- _Written exercise_
Every record must appear in your copy exactly as written, with no pictures.

Collected data:

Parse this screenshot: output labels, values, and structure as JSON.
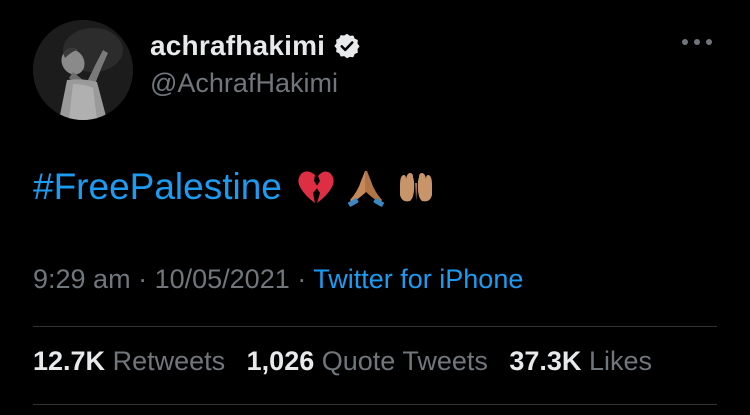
{
  "user": {
    "display_name": "achrafhakimi",
    "handle": "@AchrafHakimi",
    "verified_icon": "verified-badge-icon",
    "avatar_icon": "profile-photo"
  },
  "tweet": {
    "hashtag": "#FreePalestine",
    "emojis": [
      "broken-heart-emoji",
      "folded-hands-emoji",
      "palms-up-together-emoji"
    ]
  },
  "meta": {
    "time": "9:29 am",
    "separator": "·",
    "date": "10/05/2021",
    "source": "Twitter for iPhone"
  },
  "stats": {
    "retweets_count": "12.7K",
    "retweets_label": "Retweets",
    "quotes_count": "1,026",
    "quotes_label": "Quote Tweets",
    "likes_count": "37.3K",
    "likes_label": "Likes"
  },
  "colors": {
    "background": "#000000",
    "text": "#e7e9ea",
    "secondary": "#71767b",
    "link": "#1d9bf0",
    "divider": "#2f3336"
  },
  "icons": {
    "more": "more-options-icon"
  }
}
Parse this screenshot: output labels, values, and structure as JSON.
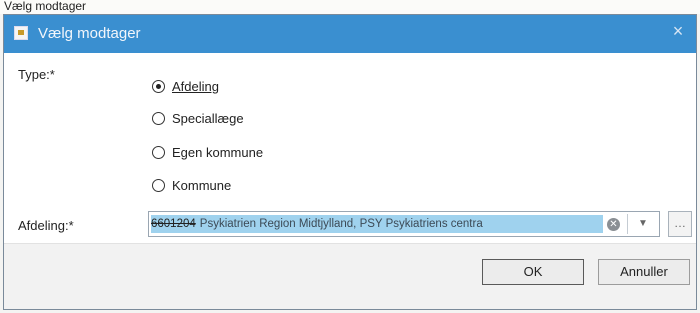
{
  "top_strip_text": "Vælg modtager",
  "dialog": {
    "title": "Vælg modtager",
    "close_glyph": "×",
    "title_bar_color": "#3a8fd0"
  },
  "type": {
    "label": "Type:*",
    "options": [
      {
        "label": "Afdeling",
        "selected": true
      },
      {
        "label": "Speciallæge",
        "selected": false
      },
      {
        "label": "Egen kommune",
        "selected": false
      },
      {
        "label": "Kommune",
        "selected": false
      }
    ]
  },
  "afdeling": {
    "label": "Afdeling:*",
    "code": "6601204",
    "value": "Psykiatrien Region Midtjylland, PSY Psykiatriens centra"
  },
  "buttons": {
    "ok": "OK",
    "cancel": "Annuller"
  }
}
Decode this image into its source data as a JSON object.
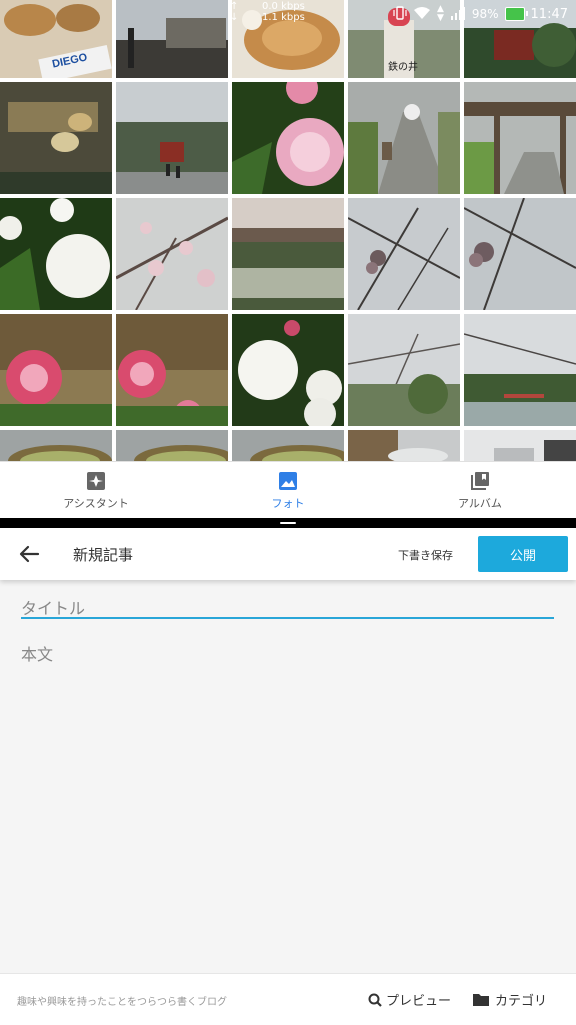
{
  "status_bar": {
    "upload_speed": "0.0 kbps",
    "download_speed": "1.1 kbps",
    "battery": "98%",
    "time": "11:47"
  },
  "photo_grid": {
    "sign_diego": "DIEGO",
    "sign_shop": "鉄の井"
  },
  "bottom_nav": {
    "items": [
      {
        "label": "アシスタント",
        "icon": "assistant-icon"
      },
      {
        "label": "フォト",
        "icon": "photo-icon",
        "active": true
      },
      {
        "label": "アルバム",
        "icon": "album-icon"
      }
    ]
  },
  "editor": {
    "title": "新規記事",
    "draft_label": "下書き保存",
    "publish_label": "公開",
    "title_placeholder": "タイトル",
    "body_placeholder": "本文"
  },
  "footer": {
    "blog_description": "趣味や興味を持ったことをつらつら書くブログ",
    "preview_label": "プレビュー",
    "category_label": "カテゴリ"
  },
  "colors": {
    "accent": "#1da9dc",
    "nav_active": "#2f7fe6"
  }
}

- _The response_
Parse this screenshot: output labels, values, and structure as JSON.
{
  "user": {
    "display_name": "achrafhakimi",
    "handle": "@AchrafHakimi",
    "verified_icon": "verified-badge-icon",
    "avatar_icon": "profile-photo"
  },
  "tweet": {
    "hashtag": "#FreePalestine",
    "emojis": [
      "broken-heart-emoji",
      "folded-hands-emoji",
      "palms-up-together-emoji"
    ]
  },
  "meta": {
    "time": "9:29 am",
    "separator": "·",
    "date": "10/05/2021",
    "source": "Twitter for iPhone"
  },
  "stats": {
    "retweets_count": "12.7K",
    "retweets_label": "Retweets",
    "quotes_count": "1,026",
    "quotes_label": "Quote Tweets",
    "likes_count": "37.3K",
    "likes_label": "Likes"
  },
  "colors": {
    "background": "#000000",
    "text": "#e7e9ea",
    "secondary": "#71767b",
    "link": "#1d9bf0",
    "divider": "#2f3336"
  },
  "icons": {
    "more": "more-options-icon"
  }
}
Parse this screenshot: output labels, values, and structure as JSON.
{
  "top_strip_text": "Vælg modtager",
  "dialog": {
    "title": "Vælg modtager",
    "close_glyph": "×",
    "title_bar_color": "#3a8fd0"
  },
  "type": {
    "label": "Type:*",
    "options": [
      {
        "label": "Afdeling",
        "selected": true
      },
      {
        "label": "Speciallæge",
        "selected": false
      },
      {
        "label": "Egen kommune",
        "selected": false
      },
      {
        "label": "Kommune",
        "selected": false
      }
    ]
  },
  "afdeling": {
    "label": "Afdeling:*",
    "code": "6601204",
    "value": "Psykiatrien Region Midtjylland, PSY Psykiatriens centra"
  },
  "buttons": {
    "ok": "OK",
    "cancel": "Annuller"
  }
}
Decode this image into its source data as a JSON object.
{
  "status_bar": {
    "upload_speed": "0.0 kbps",
    "download_speed": "1.1 kbps",
    "battery": "98%",
    "time": "11:47"
  },
  "photo_grid": {
    "sign_diego": "DIEGO",
    "sign_shop": "鉄の井"
  },
  "bottom_nav": {
    "items": [
      {
        "label": "アシスタント",
        "icon": "assistant-icon"
      },
      {
        "label": "フォト",
        "icon": "photo-icon",
        "active": true
      },
      {
        "label": "アルバム",
        "icon": "album-icon"
      }
    ]
  },
  "editor": {
    "title": "新規記事",
    "draft_label": "下書き保存",
    "publish_label": "公開",
    "title_placeholder": "タイトル",
    "body_placeholder": "本文"
  },
  "footer": {
    "blog_description": "趣味や興味を持ったことをつらつら書くブログ",
    "preview_label": "プレビュー",
    "category_label": "カテゴリ"
  },
  "colors": {
    "accent": "#1da9dc",
    "nav_active": "#2f7fe6"
  }
}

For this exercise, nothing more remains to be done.